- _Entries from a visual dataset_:

------------------------------------------------------------

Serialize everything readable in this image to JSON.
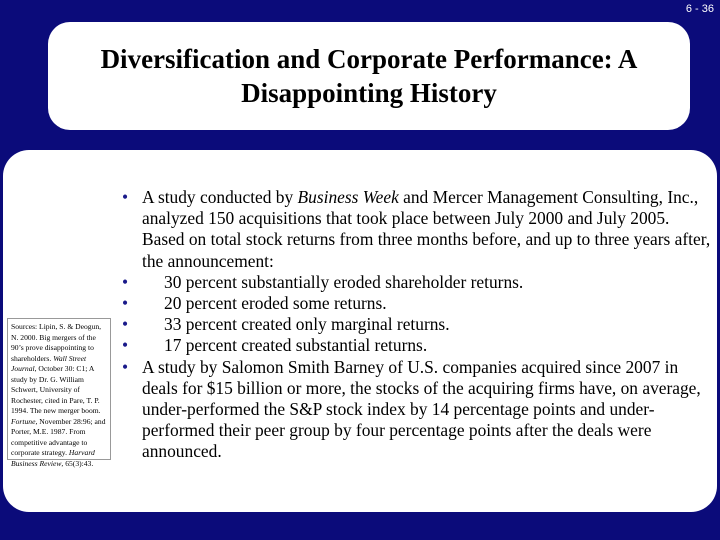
{
  "slide_number": "6 - 36",
  "title": "Diversification and Corporate Performance: A Disappointing History",
  "sources": [
    {
      "text": "Sources: Lipin, S. & Deogun, N. 2000. Big mergers of the 90’s prove disappointing to shareholders. ",
      "italic": false
    },
    {
      "text": "Wall Street Journal",
      "italic": true
    },
    {
      "text": ", October 30: C1; A study by Dr. G. William Schwert, University of Rochester, cited in Pare, T. P. 1994. The new merger boom. ",
      "italic": false
    },
    {
      "text": "Fortune",
      "italic": true
    },
    {
      "text": ", November 28:96; and Porter, M.E. 1987. From competitive advantage to corporate strategy. ",
      "italic": false
    },
    {
      "text": "Harvard Business Review",
      "italic": true
    },
    {
      "text": ", 65(3):43.",
      "italic": false
    }
  ],
  "bullets": [
    {
      "sub": false,
      "parts": [
        {
          "text": "A study conducted by ",
          "italic": false
        },
        {
          "text": "Business Week",
          "italic": true
        },
        {
          "text": " and Mercer Management Consulting, Inc., analyzed 150 acquisitions that took place between July 2000 and July 2005. Based on total stock returns from three months before, and up to three years after, the announcement:",
          "italic": false
        }
      ]
    },
    {
      "sub": true,
      "parts": [
        {
          "text": "30 percent substantially eroded shareholder returns.",
          "italic": false
        }
      ]
    },
    {
      "sub": true,
      "parts": [
        {
          "text": "20 percent eroded some returns.",
          "italic": false
        }
      ]
    },
    {
      "sub": true,
      "parts": [
        {
          "text": "33 percent created only marginal returns.",
          "italic": false
        }
      ]
    },
    {
      "sub": true,
      "parts": [
        {
          "text": "17 percent created substantial returns.",
          "italic": false
        }
      ]
    },
    {
      "sub": false,
      "parts": [
        {
          "text": "A study by Salomon Smith Barney of U.S. companies acquired since 2007 in deals for $15 billion or more, the stocks of the acquiring firms have, on average, under-performed the S&P stock index by 14 percentage points and under-performed their peer group by four percentage points after the deals were announced.",
          "italic": false
        }
      ]
    }
  ]
}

------------------------------------------------------------

- _Prompt_:
Say how many lines contain "returns", and give nothing but that number.

- _Exercise result_:
5